## TASK OBJECTIVE
Go through the entries one line at a time, and gather every line that has the word "nebo".

Stored records:

-- START --

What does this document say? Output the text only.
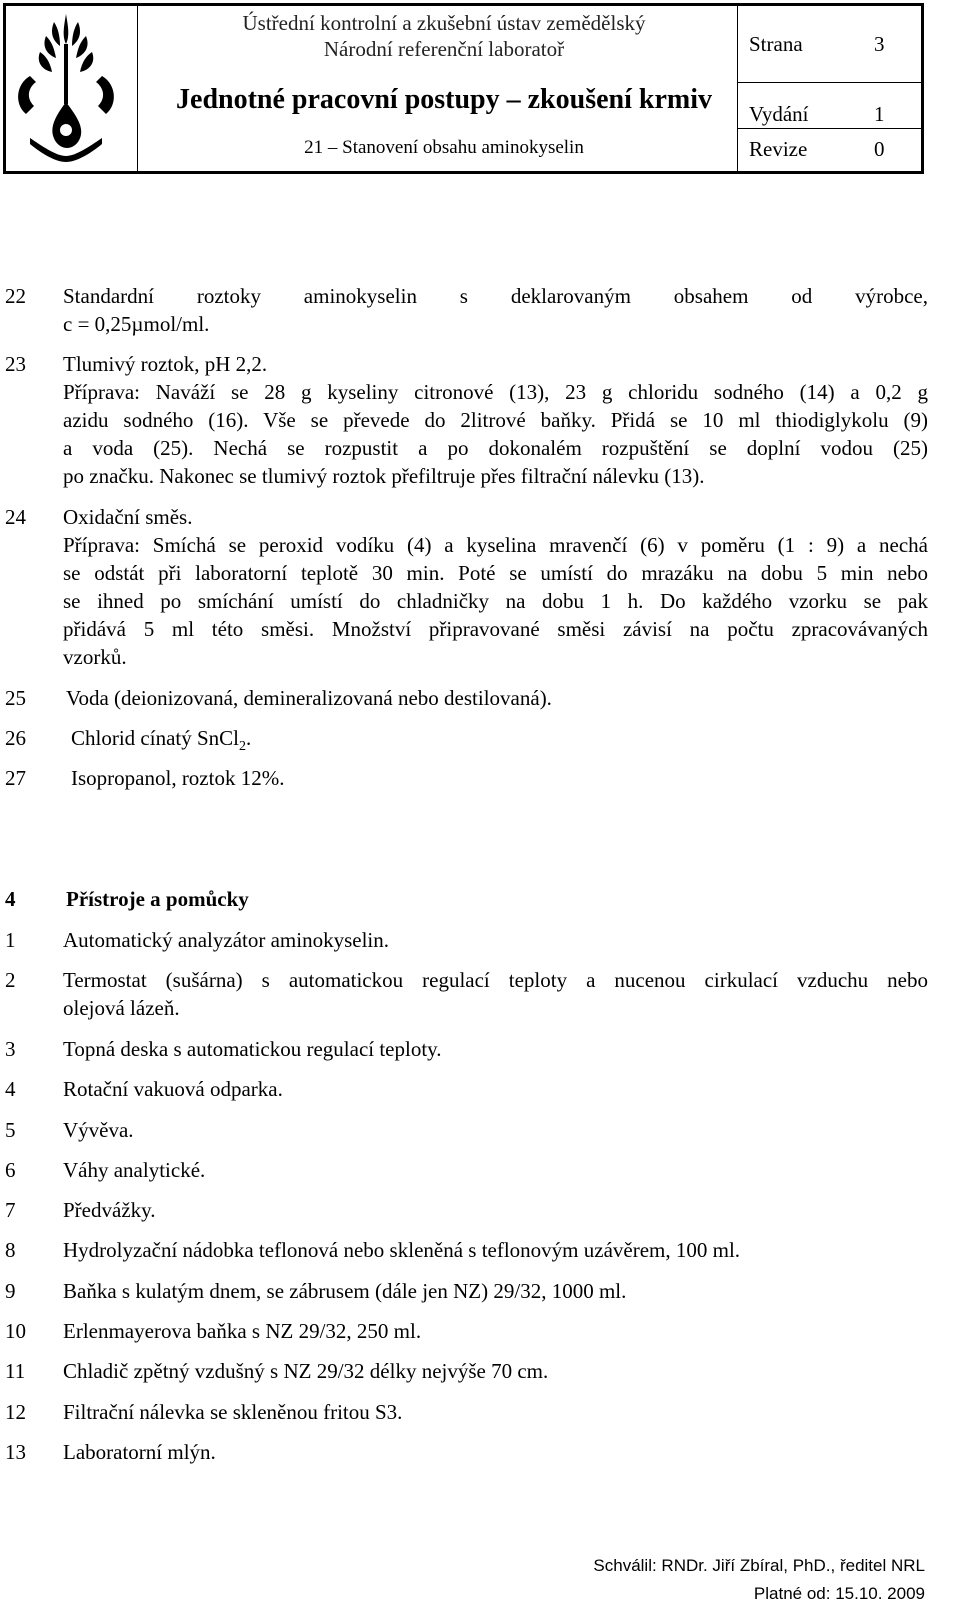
Ústřední kontrolní a zkušební ústav zemědělský
Národní referenční laboratoř
Jednotné pracovní postupy – zkoušení krmiv
21 – Stanovení obsahu aminokyselin
Strana	3
Vydání	1
Revize	0
22 Standardní roztoky aminokyselin s deklarovaným obsahem od výrobce,
c = 0,25µmol/ml.
23 Tlumivý roztok, pH 2,2.
Příprava: Naváží se 28 g kyseliny citronové (13), 23 g chloridu sodného (14) a 0,2 g
azidu sodného (16). Vše se převede do 2litrové baňky. Přidá se 10 ml thiodiglykolu (9)
a voda (25). Nechá se rozpustit a po dokonalém rozpuštění se doplní vodou (25)
po značku. Nakonec se tlumivý roztok přefiltruje přes filtrační nálevku (13).
24 Oxidační směs.
Příprava: Smíchá se peroxid vodíku (4) a kyselina mravenčí (6) v poměru (1 : 9) a nechá
se odstát při laboratorní teplotě 30 min. Poté se umístí do mrazáku na dobu 5 min nebo
se ihned po smíchání umístí do chladničky na dobu 1 h. Do každého vzorku se pak
přidává 5 ml této směsi. Množství připravované směsi závisí na počtu zpracovávaných
vzorků.
25 Voda (deionizovaná, demineralizovaná nebo destilovaná).
26 Chlorid cínatý SnCl$_2$.
27 Isopropanol, roztok 12%.
4 Přístroje a pomůcky
1 Automatický analyzátor aminokyselin.
2 Termostat (sušárna) s automatickou regulací teploty a nucenou cirkulací vzduchu nebo
olejová lázeň.
3 Topná deska s automatickou regulací teploty.
4 Rotační vakuová odparka.
5 Vývěva.
6 Váhy analytické.
7 Předvážky.
8 Hydrolyzační nádobka teflonová nebo skleněná s teflonovým uzávěrem, 100 ml.
9 Baňka s kulatým dnem, se zábrusem (dále jen NZ) 29/32, 1000 ml.
10 Erlenmayerova baňka s NZ 29/32, 250 ml.
11 Chladič zpětný vzdušný s NZ 29/32 délky nejvýše 70 cm.
12 Filtrační nálevka se skleněnou fritou S3.
13 Laboratorní mlýn.
Schválil: RNDr. Jiří Zbíral, PhD., ředitel NRL
Platné od: 15.10. 2009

-- END --

## RESULT FOR THIS TASK
se odstát při laboratorní teplotě 30 min. Poté se umístí do mrazáku na dobu 5 min nebo
25 Voda (deionizovaná, demineralizovaná nebo destilovaná).
2 Termostat (sušárna) s automatickou regulací teploty a nucenou cirkulací vzduchu nebo
8 Hydrolyzační nádobka teflonová nebo skleněná s teflonovým uzávěrem, 100 ml.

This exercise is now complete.